→ **What is asked**
Search the data for the string "title" and extract every line where it appears.

→ **Data supplied**
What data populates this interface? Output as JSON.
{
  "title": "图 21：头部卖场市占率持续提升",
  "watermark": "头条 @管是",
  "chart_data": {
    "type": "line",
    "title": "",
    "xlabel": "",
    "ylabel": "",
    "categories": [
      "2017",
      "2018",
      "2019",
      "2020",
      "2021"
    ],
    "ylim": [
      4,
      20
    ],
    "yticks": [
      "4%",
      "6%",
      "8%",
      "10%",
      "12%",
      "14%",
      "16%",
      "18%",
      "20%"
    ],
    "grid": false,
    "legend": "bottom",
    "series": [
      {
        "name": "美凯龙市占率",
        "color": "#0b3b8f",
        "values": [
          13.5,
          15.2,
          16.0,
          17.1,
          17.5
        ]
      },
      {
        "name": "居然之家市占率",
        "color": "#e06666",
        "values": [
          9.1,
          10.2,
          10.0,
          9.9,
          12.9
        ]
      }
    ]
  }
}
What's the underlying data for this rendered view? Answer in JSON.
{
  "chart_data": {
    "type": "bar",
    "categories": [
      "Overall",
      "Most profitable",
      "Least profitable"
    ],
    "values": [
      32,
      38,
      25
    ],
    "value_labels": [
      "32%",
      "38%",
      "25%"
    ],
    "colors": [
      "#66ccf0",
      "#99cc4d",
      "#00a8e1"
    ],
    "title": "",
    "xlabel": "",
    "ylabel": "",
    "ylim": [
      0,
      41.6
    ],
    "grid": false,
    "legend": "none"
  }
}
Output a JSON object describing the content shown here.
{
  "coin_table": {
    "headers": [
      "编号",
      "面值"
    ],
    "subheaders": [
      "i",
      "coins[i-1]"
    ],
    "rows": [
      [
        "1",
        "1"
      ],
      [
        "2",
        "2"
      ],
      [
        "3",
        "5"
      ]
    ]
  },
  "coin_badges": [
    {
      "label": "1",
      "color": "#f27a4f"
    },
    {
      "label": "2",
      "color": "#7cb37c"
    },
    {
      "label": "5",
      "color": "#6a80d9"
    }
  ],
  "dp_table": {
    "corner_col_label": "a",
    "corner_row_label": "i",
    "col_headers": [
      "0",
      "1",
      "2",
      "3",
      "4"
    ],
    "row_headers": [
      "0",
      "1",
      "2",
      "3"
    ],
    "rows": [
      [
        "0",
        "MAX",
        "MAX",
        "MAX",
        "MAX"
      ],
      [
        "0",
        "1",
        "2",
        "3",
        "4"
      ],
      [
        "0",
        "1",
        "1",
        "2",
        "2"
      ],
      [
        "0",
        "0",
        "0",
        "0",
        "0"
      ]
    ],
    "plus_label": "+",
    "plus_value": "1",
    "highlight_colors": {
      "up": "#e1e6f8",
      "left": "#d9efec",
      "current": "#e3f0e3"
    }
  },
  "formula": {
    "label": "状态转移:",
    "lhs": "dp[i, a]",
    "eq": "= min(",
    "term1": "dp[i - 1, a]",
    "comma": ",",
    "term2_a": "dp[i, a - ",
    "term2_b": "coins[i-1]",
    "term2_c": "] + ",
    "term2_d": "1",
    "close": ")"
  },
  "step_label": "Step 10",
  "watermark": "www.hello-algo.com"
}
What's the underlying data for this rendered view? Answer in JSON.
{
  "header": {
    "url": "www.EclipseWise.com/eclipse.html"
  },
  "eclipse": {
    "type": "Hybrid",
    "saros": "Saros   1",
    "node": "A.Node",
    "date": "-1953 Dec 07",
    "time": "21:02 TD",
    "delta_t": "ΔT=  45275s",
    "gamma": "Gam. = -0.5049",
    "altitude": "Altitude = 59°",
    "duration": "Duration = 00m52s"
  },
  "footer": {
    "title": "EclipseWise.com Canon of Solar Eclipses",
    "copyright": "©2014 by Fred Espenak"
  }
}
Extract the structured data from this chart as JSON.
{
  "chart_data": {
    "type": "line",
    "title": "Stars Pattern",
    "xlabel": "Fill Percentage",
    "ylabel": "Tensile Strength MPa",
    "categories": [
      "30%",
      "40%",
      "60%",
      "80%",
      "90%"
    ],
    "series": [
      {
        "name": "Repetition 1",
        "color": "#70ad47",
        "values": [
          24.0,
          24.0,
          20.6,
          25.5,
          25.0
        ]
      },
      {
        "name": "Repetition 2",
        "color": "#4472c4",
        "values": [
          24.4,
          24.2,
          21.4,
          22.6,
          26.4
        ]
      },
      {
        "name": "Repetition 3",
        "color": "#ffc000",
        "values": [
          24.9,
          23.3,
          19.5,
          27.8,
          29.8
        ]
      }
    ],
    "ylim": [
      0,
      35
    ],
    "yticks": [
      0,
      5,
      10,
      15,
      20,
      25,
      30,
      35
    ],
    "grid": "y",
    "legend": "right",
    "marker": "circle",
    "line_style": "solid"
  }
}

→ **Answer below**
  "title": "图 21：头部卖场市占率持续提升",
    "title": "",
    "title": "",
    "title": "EclipseWise.com Canon of Solar Eclipses",
    "title": "Stars Pattern",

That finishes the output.